Exercise prompt:
Gather the lines from the material that contain "Model".
Start of Material
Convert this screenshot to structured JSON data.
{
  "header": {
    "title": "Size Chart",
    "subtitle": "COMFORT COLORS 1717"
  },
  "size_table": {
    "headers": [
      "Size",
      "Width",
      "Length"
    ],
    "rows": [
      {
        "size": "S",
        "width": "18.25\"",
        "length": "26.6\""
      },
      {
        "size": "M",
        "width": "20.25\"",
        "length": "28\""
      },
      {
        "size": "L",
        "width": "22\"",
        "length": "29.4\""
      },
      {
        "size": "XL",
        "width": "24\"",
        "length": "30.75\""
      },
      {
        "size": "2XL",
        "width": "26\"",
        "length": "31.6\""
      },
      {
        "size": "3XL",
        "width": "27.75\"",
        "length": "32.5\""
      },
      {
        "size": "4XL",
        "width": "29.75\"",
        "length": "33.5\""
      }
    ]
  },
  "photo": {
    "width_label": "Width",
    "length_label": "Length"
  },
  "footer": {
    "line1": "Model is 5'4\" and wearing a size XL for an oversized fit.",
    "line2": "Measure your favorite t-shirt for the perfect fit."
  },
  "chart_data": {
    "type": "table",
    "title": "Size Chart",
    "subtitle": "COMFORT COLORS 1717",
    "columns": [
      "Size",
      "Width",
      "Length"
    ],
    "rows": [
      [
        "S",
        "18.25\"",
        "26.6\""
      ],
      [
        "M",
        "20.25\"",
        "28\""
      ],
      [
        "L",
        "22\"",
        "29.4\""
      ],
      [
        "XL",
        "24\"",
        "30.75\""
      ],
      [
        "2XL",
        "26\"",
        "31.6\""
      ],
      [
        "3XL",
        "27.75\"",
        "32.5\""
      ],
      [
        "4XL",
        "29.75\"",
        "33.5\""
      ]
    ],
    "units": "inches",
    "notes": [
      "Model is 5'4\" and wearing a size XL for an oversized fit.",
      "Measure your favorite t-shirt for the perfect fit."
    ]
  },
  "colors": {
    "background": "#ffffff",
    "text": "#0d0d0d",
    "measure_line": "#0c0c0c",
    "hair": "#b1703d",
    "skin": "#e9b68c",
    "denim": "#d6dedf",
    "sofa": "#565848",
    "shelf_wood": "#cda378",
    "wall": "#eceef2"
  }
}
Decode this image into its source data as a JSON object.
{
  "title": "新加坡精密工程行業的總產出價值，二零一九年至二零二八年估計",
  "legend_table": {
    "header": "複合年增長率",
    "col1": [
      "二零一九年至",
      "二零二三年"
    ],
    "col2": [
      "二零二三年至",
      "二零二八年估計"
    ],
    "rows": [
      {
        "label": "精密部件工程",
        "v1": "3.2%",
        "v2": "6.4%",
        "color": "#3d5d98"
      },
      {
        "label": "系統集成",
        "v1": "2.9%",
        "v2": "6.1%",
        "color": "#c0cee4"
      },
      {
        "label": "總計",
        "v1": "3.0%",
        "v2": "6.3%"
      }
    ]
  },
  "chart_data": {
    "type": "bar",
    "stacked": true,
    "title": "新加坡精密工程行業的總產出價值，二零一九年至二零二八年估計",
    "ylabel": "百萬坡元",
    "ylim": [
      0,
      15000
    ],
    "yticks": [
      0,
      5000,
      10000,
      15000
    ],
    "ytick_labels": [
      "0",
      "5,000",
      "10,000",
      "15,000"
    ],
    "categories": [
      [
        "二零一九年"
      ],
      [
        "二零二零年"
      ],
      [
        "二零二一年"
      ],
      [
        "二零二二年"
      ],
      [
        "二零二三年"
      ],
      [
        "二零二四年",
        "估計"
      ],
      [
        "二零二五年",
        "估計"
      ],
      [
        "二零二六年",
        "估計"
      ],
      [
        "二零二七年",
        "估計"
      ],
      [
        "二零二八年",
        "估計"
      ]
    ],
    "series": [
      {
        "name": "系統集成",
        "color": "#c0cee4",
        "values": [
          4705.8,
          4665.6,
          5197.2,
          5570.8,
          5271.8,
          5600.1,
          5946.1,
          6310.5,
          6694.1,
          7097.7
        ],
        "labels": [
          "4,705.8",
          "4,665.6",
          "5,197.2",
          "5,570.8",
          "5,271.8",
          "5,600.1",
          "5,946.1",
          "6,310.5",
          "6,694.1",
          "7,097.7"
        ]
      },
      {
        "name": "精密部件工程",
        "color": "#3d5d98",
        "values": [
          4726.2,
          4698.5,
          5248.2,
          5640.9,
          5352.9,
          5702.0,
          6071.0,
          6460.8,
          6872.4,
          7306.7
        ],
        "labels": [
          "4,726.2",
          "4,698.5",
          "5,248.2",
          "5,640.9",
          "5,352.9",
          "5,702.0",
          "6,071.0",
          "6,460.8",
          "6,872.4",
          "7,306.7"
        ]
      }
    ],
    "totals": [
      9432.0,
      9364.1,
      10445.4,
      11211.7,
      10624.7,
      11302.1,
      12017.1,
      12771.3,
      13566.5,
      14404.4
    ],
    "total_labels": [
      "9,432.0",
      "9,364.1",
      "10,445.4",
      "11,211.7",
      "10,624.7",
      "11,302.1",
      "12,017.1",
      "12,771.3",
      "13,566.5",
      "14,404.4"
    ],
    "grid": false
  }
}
End of Material
Finished exercise:
    "line1": "Model is 5'4\" and wearing a size XL for an oversized fit.",
      "Model is 5'4\" and wearing a size XL for an oversized fit.",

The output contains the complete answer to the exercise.